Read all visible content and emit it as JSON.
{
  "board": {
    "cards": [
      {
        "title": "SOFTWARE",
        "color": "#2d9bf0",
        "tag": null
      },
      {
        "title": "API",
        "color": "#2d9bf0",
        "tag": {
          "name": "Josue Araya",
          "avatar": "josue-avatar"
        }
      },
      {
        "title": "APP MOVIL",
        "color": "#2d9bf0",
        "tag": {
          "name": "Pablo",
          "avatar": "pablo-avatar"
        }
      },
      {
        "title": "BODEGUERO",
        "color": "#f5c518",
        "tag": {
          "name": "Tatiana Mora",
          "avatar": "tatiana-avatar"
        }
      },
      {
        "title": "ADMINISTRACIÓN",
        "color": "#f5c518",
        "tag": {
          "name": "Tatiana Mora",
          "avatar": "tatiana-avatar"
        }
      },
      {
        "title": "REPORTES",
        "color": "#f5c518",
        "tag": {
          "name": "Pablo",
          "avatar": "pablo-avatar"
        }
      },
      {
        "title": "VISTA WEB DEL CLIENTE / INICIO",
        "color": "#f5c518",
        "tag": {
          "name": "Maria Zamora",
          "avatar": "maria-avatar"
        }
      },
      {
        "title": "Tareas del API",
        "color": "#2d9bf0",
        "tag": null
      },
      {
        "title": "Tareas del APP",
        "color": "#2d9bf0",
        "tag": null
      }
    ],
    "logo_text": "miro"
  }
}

(REQUIRED TASK) Set down the listing above in full, please, exactly as it appears.

(REPLY TO THE EXERCISE)
Read all visible content and emit it as JSON.
{
  "board": {
    "cards": [
      {
        "title": "SOFTWARE",
        "color": "#2d9bf0",
        "tag": null
      },
      {
        "title": "API",
        "color": "#2d9bf0",
        "tag": {
          "name": "Josue Araya",
          "avatar": "josue-avatar"
        }
      },
      {
        "title": "APP MOVIL",
        "color": "#2d9bf0",
        "tag": {
          "name": "Pablo",
          "avatar": "pablo-avatar"
        }
      },
      {
        "title": "BODEGUERO",
        "color": "#f5c518",
        "tag": {
          "name": "Tatiana Mora",
          "avatar": "tatiana-avatar"
        }
      },
      {
        "title": "ADMINISTRACIÓN",
        "color": "#f5c518",
        "tag": {
          "name": "Tatiana Mora",
          "avatar": "tatiana-avatar"
        }
      },
      {
        "title": "REPORTES",
        "color": "#f5c518",
        "tag": {
          "name": "Pablo",
          "avatar": "pablo-avatar"
        }
      },
      {
        "title": "VISTA WEB DEL CLIENTE / INICIO",
        "color": "#f5c518",
        "tag": {
          "name": "Maria Zamora",
          "avatar": "maria-avatar"
        }
      },
      {
        "title": "Tareas del API",
        "color": "#2d9bf0",
        "tag": null
      },
      {
        "title": "Tareas del APP",
        "color": "#2d9bf0",
        "tag": null
      }
    ],
    "logo_text": "miro"
  }
}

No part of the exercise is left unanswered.